▸ Given problem
Copy out everything from the line containing "Patent image size: (1071, 589)." down to the end of the data, both ends included, with no changes.

[Dataset excerpts]
## begin

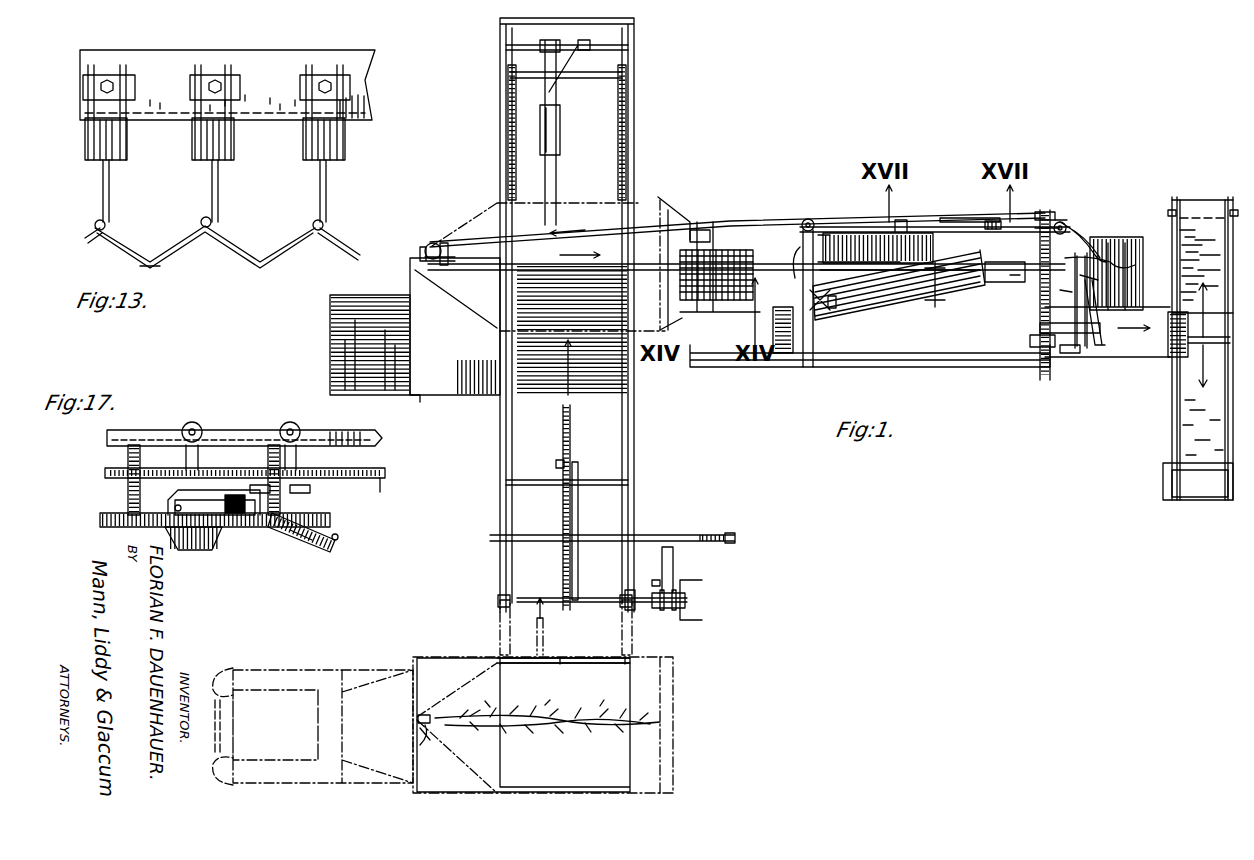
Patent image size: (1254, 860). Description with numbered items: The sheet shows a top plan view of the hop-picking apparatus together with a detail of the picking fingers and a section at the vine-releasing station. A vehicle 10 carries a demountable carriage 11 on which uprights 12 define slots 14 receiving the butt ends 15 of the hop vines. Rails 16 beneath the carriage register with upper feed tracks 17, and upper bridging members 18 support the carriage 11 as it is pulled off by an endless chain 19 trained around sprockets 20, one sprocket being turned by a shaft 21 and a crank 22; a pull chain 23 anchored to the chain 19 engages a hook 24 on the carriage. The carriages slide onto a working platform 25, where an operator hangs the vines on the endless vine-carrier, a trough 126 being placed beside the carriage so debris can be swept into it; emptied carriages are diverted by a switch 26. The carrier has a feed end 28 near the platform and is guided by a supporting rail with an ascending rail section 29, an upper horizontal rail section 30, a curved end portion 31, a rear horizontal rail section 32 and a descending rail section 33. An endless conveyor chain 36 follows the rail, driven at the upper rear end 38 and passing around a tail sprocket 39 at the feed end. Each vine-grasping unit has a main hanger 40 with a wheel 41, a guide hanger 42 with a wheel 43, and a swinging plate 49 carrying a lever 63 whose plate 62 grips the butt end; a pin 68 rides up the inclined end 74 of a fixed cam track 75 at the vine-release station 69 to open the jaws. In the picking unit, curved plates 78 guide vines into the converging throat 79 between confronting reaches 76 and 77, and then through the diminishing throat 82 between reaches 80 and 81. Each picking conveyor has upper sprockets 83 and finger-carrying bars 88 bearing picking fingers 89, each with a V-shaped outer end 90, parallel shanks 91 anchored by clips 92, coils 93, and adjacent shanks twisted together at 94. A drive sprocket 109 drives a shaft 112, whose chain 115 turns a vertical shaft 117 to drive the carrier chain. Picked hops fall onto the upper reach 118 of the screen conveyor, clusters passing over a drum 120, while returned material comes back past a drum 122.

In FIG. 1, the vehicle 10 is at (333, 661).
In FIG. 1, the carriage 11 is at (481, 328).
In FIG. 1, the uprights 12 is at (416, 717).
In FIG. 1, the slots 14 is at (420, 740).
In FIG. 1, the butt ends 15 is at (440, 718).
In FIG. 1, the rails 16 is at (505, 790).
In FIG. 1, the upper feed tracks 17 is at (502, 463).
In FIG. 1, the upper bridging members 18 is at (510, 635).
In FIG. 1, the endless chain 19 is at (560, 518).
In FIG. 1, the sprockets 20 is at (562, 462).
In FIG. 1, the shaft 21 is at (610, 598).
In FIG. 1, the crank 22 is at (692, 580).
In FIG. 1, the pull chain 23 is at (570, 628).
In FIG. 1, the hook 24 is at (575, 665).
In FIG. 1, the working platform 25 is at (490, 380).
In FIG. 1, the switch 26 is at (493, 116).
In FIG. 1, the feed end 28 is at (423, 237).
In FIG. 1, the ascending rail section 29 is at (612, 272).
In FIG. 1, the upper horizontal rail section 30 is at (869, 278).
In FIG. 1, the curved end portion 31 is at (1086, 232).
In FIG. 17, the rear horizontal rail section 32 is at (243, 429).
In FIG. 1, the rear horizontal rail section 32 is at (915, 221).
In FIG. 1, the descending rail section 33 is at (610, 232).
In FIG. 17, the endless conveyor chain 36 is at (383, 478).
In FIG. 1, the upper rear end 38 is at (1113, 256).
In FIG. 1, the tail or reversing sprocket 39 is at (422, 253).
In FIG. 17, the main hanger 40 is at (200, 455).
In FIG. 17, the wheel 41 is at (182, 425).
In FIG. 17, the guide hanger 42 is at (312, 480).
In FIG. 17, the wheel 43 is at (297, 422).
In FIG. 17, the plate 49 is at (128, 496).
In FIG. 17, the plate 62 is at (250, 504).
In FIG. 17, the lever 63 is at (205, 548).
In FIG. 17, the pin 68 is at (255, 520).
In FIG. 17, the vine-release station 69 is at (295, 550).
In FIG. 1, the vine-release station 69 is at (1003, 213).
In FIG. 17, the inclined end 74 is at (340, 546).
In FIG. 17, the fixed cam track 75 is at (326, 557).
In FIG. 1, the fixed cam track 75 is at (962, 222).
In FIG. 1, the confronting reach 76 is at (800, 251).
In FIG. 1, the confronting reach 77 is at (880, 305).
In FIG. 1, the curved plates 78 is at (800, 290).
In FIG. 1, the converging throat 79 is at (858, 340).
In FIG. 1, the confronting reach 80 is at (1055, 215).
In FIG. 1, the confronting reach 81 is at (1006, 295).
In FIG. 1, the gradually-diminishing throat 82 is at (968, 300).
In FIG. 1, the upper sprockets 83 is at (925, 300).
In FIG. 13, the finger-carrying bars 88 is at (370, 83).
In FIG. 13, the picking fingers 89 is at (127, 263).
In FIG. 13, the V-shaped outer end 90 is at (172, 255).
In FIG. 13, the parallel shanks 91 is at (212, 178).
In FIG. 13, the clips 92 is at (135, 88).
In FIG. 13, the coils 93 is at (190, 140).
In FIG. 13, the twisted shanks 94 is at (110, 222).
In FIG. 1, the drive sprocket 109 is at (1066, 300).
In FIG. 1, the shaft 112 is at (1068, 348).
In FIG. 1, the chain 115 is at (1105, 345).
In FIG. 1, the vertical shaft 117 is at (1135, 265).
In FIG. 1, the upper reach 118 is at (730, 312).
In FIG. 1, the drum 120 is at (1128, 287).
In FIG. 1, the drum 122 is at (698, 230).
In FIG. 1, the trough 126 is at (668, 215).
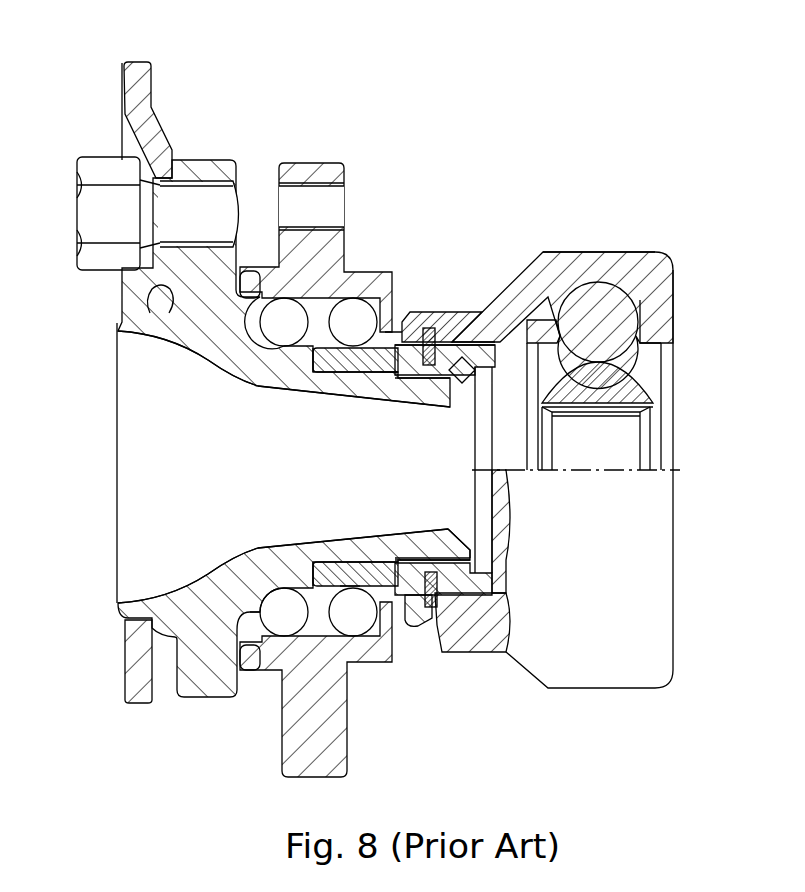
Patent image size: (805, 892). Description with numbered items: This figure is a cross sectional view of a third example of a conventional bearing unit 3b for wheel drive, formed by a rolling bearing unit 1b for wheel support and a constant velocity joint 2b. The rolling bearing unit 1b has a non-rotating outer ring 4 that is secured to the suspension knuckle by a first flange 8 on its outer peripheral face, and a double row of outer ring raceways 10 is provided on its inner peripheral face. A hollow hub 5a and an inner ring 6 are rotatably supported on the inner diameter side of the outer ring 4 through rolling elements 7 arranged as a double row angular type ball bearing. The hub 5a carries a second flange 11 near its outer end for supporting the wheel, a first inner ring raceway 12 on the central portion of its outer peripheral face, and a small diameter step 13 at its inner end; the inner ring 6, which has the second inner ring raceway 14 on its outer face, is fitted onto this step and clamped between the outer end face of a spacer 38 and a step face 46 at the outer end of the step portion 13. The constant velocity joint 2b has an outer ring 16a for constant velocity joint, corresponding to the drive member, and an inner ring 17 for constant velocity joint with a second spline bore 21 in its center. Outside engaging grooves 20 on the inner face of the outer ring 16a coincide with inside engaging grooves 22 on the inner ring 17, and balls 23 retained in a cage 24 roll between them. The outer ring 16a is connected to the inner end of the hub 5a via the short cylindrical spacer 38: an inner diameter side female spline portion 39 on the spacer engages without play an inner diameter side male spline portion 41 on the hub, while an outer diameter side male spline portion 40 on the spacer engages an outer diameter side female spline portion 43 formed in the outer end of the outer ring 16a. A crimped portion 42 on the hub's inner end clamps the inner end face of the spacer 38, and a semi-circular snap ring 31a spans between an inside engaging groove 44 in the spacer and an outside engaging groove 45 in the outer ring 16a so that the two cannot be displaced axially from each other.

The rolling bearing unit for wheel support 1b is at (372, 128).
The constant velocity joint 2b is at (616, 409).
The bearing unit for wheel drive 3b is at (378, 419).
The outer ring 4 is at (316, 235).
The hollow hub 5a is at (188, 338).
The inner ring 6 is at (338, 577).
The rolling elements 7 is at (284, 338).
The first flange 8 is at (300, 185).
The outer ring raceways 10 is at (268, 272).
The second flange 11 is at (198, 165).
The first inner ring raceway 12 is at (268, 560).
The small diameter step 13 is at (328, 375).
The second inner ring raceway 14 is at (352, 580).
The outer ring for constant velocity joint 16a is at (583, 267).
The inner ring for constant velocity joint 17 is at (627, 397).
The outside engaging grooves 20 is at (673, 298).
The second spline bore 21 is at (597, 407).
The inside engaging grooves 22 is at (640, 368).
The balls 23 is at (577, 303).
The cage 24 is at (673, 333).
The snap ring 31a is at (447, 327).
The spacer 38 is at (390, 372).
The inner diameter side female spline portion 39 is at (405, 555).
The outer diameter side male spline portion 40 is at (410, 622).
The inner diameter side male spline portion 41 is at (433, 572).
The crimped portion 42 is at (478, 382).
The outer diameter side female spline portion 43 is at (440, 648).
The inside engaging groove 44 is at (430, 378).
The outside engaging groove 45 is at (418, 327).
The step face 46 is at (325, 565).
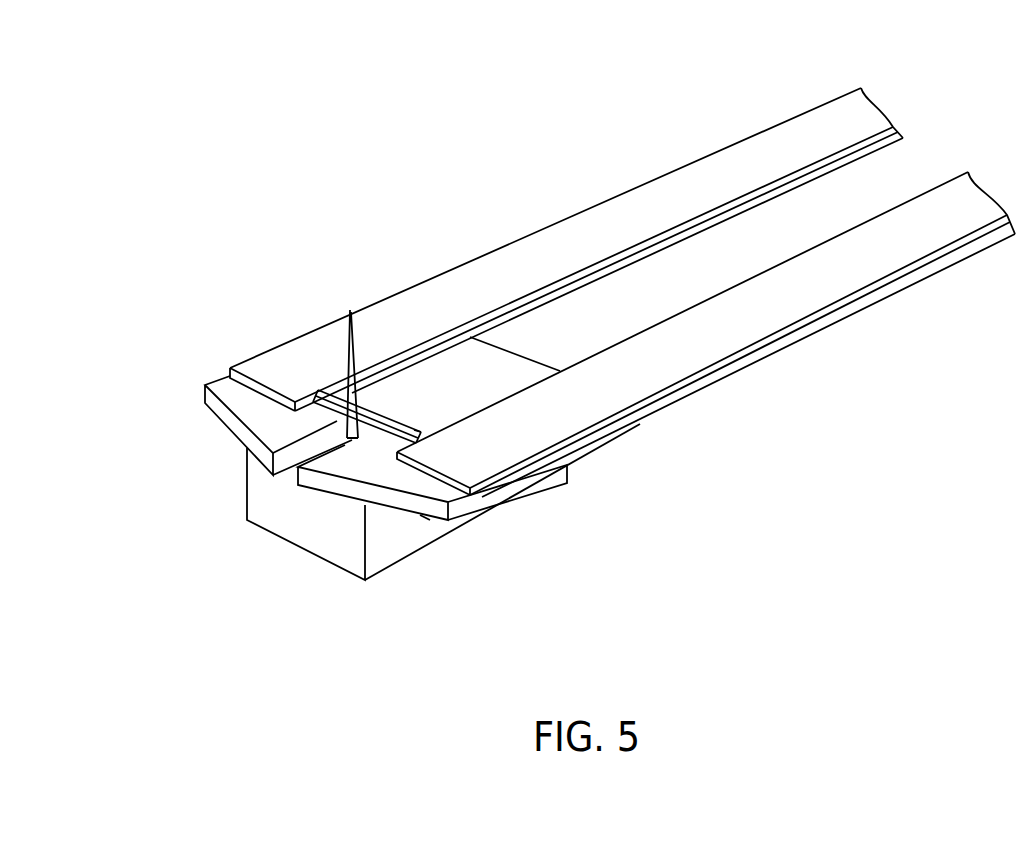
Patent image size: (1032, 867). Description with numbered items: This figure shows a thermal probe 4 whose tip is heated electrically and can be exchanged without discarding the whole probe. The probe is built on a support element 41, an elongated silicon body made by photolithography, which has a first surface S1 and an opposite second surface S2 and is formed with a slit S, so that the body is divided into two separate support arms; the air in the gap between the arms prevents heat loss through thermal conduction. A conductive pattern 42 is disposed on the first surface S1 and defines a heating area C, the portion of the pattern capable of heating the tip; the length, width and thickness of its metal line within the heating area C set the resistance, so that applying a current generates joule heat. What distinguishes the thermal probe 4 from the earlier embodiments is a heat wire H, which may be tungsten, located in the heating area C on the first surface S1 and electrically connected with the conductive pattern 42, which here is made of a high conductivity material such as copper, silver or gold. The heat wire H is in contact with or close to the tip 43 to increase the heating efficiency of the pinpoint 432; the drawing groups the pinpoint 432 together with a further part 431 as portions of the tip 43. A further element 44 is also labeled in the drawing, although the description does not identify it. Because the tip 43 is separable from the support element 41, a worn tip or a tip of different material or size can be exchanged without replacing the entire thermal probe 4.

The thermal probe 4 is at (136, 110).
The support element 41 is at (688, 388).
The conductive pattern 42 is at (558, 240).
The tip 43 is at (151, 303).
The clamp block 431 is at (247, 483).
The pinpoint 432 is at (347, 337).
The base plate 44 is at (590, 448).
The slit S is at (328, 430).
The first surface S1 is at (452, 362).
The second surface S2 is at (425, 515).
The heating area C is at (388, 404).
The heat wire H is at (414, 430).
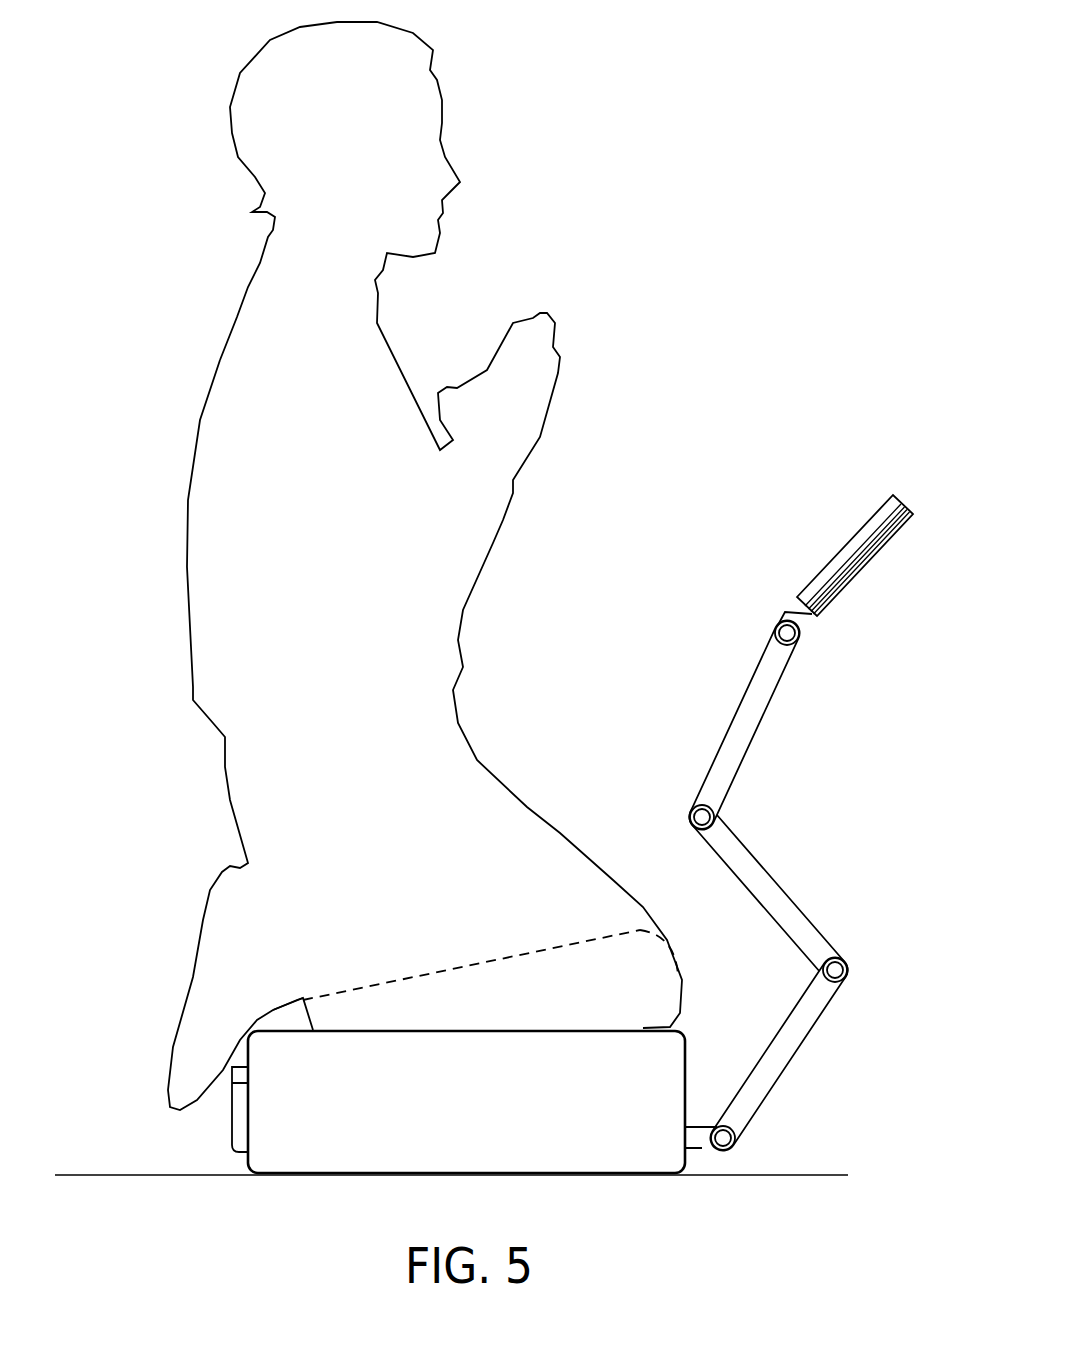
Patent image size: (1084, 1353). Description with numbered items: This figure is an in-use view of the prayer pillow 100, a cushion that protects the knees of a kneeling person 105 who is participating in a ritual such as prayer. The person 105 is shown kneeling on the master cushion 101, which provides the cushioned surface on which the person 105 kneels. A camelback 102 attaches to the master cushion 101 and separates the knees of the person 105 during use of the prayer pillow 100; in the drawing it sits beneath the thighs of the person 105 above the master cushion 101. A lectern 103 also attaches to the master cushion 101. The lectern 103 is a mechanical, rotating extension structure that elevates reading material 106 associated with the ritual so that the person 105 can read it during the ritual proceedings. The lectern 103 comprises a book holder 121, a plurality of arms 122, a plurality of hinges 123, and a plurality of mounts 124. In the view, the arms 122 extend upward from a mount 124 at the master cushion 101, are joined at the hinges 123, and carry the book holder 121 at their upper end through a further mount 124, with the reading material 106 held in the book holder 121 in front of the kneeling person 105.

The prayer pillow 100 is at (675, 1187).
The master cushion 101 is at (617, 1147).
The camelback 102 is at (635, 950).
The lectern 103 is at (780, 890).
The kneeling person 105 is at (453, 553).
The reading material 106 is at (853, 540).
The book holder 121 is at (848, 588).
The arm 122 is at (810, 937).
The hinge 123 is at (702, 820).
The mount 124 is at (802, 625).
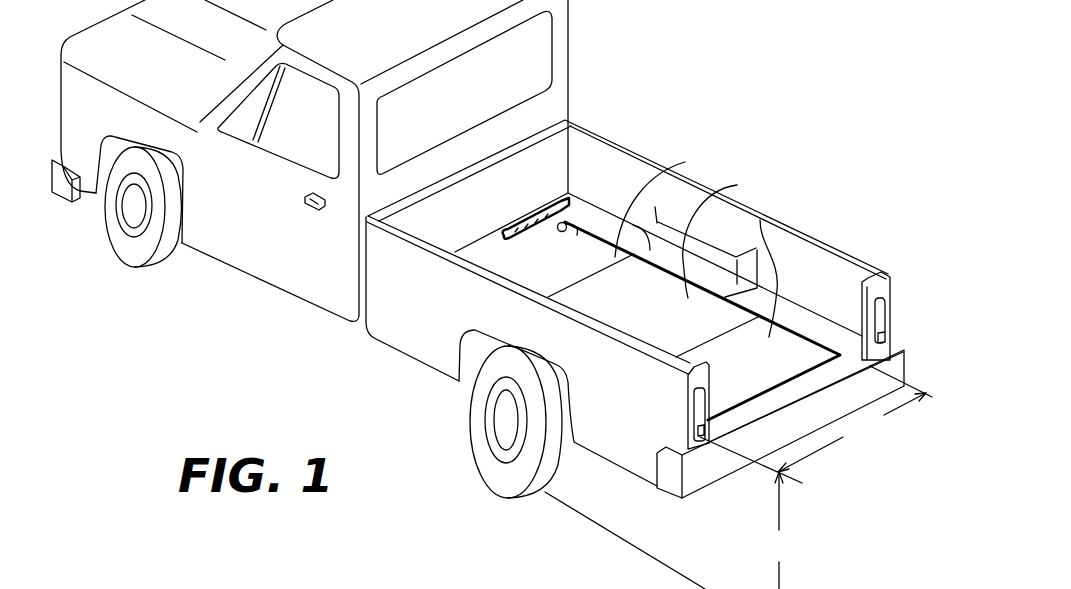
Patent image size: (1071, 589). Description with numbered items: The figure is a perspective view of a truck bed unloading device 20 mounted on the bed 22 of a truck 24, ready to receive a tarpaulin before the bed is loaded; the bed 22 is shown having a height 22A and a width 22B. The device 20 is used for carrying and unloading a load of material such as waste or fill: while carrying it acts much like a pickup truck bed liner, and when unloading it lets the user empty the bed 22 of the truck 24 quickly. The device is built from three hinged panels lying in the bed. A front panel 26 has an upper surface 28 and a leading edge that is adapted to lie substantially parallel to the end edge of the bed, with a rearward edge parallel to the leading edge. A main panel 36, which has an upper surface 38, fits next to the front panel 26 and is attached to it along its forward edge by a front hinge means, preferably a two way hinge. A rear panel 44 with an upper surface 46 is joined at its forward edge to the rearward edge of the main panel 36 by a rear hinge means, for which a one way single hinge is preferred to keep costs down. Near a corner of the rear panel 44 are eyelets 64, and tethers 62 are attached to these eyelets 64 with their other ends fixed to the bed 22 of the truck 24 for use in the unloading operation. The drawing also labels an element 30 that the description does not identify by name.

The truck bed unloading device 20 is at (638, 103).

## end

▸ Worked answer
Patent image size: (1071, 589). Description with numbered items: The figure is a perspective view of a truck bed unloading device 20 mounted on the bed 22 of a truck 24, ready to receive a tarpaulin before the bed is loaded; the bed 22 is shown having a height 22A and a width 22B. The device 20 is used for carrying and unloading a load of material such as waste or fill: while carrying it acts much like a pickup truck bed liner, and when unloading it lets the user empty the bed 22 of the truck 24 quickly. The device is built from three hinged panels lying in the bed. A front panel 26 has an upper surface 28 and a leading edge that is adapted to lie substantially parallel to the end edge of the bed, with a rearward edge parallel to the leading edge. A main panel 36, which has an upper surface 38, fits next to the front panel 26 and is attached to it along its forward edge by a front hinge means, preferably a two way hinge. A rear panel 44 with an upper surface 46 is joined at its forward edge to the rearward edge of the main panel 36 by a rear hinge means, for which a one way single hinge is preferred to keep costs down. Near a corner of the rear panel 44 are eyelets 64, and tethers 62 are attached to these eyelets 64 with their other ends fixed to the bed 22 of the truck 24 for use in the unloading operation. The drawing also labels an element 30 that the description does not identify by name.

The truck bed unloading device 20 is at (638, 103).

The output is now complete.